## Text excerpt
There are skills that support it. The way you interact with your companions changes, and it's just a really interesting path through the game. It's more of a jack of all trades. Once you switch out companions you're good at different things. That is a really fun character to play because you're like, 'hey, let's go try and talk to these people.' You do it and fail. 'Okay, you two go back in the ship. I'm going to load out these two combat guys and we're just going to go kill everybody.' You can't do that with other characters. You can't just change your build on the fly like that.

Cain and Boyarsky's approach to RPG design hasn't changed drastically since Fallout in 1997.

Leonard: From a story standpoint, every time we do a game, we're just trying to get better. You learn way more from failure than you do from success and we've had a lot of, uh, learning experiences. But yeah, I've always strived to have characters that no matter how ridiculous the situation is or even how ridiculous their motivations might seem on the surface, that have some sort of a depth and reality to them. Even if they feel silly, there's a heart to them. So to me it's all about just finding new and better ways to tell a story.

Tim: None of our villains ever feel like they're just, 'I'm evil and twiddling my mustache for the fun of it.' They always think they're being good or they know they're being evil, but there's ultimately a good goal or they feel like there's no other choice but to do this. So sometimes you're like, 'you know, you're right. I think I want to be evil with you.' It's an interesting thing because you find yourself feeling sympathetic for some of the evil characters.

Wes: It's kind of obvious from seeing the game that it's not gonna feel like a Star Wars light side/dark side, or a Mass Effect Paragon/Renegade kind of game.

Tim: It's all grey side.

Leonard: That's something we always do. We can't seem to get away from it. Not that we want to, but that's what appeals to us. The ability to not only be able to make your own decisions and make what choices you want to make, but also not having a clear-cut 'what is the best choice here.' And so that's where players have to start really thinking about 'what do I want to do as a character' as opposed to, 'well, you know, I always play the good guy, so I'm always just going to pick helping people.'

Well if you're helping this guy, is that actually the good thing to do? It just promotes some more thinking on the part of players who care to contemplate that. There's certain people on our team who just like to run around shooting people, which is fine too. That's a valid way to play. And that needs to be fun too.

## Set task 1
Print the passage of the RPG design interview from "Tim: It's all" up to and including "be fun too.".
## Set task 2
In the RPG design interview, which 1997 game marks the point since which Cain and Boyarsky's approach to RPG design has not changed drastically?

[Spatial layout data]
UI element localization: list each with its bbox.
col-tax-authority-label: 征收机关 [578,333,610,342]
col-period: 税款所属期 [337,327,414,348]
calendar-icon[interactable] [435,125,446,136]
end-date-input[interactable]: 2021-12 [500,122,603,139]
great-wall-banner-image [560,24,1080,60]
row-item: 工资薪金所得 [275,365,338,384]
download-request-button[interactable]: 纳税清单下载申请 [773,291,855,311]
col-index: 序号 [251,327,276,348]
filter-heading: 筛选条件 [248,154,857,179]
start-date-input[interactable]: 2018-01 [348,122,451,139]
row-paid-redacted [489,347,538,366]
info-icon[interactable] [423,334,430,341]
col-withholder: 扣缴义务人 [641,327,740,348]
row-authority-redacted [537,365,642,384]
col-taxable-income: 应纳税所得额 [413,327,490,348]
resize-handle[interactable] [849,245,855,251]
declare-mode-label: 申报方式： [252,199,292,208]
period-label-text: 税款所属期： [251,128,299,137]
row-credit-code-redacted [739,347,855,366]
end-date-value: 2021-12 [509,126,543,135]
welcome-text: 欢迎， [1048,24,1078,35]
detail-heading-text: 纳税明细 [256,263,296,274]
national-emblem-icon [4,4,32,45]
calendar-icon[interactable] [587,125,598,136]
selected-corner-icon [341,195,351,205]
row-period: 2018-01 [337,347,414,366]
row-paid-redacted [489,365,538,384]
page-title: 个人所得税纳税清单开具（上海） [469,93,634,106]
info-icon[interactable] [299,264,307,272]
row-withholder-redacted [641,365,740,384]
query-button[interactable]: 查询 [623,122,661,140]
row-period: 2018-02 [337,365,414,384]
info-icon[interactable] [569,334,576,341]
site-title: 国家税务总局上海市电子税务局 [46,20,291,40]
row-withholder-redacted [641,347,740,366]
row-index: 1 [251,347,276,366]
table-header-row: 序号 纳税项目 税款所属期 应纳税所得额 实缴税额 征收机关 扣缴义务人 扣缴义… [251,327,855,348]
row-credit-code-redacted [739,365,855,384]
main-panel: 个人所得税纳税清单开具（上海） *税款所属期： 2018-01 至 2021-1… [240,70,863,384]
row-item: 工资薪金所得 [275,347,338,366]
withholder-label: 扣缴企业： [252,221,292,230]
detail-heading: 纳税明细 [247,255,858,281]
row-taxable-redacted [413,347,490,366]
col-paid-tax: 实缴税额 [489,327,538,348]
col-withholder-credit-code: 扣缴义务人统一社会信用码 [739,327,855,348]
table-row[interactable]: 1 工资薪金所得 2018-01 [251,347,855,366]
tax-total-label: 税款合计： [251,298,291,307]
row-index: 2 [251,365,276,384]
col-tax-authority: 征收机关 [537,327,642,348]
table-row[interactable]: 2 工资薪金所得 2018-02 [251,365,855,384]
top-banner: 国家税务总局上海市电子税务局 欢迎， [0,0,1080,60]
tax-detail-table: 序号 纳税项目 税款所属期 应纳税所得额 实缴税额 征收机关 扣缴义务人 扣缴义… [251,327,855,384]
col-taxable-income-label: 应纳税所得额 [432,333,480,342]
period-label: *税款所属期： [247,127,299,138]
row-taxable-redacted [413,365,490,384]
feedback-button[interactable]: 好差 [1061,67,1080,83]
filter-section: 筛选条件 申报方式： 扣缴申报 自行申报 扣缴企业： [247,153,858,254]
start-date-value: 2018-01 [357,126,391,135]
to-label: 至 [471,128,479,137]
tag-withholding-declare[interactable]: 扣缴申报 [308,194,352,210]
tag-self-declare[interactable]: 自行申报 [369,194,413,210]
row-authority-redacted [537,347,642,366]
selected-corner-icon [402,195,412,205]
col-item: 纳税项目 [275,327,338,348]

## Complete response 1
Tim: It's all grey side.

Leonard: That's something we always do. We can't seem to get away from it. Not that we want to, but that's what appeals to us. The ability to not only be able to make your own decisions and make what choices you want to make, but also not having a clear-cut 'what is the best choice here.' And so that's where players have to start really thinking about 'what do I want to do as a character' as opposed to, 'well, you know, I always play the good guy, so I'm always just going to pick helping people.'

Well if you're helping this guy, is that actually the good thing to do? It just promotes some more thinking on the part of players who care to contemplate that. There's certain people on our team who just like to run around shooting people, which is fine too. That's a valid way to play. And that needs to be fun too.

## Complete response 2
Fallout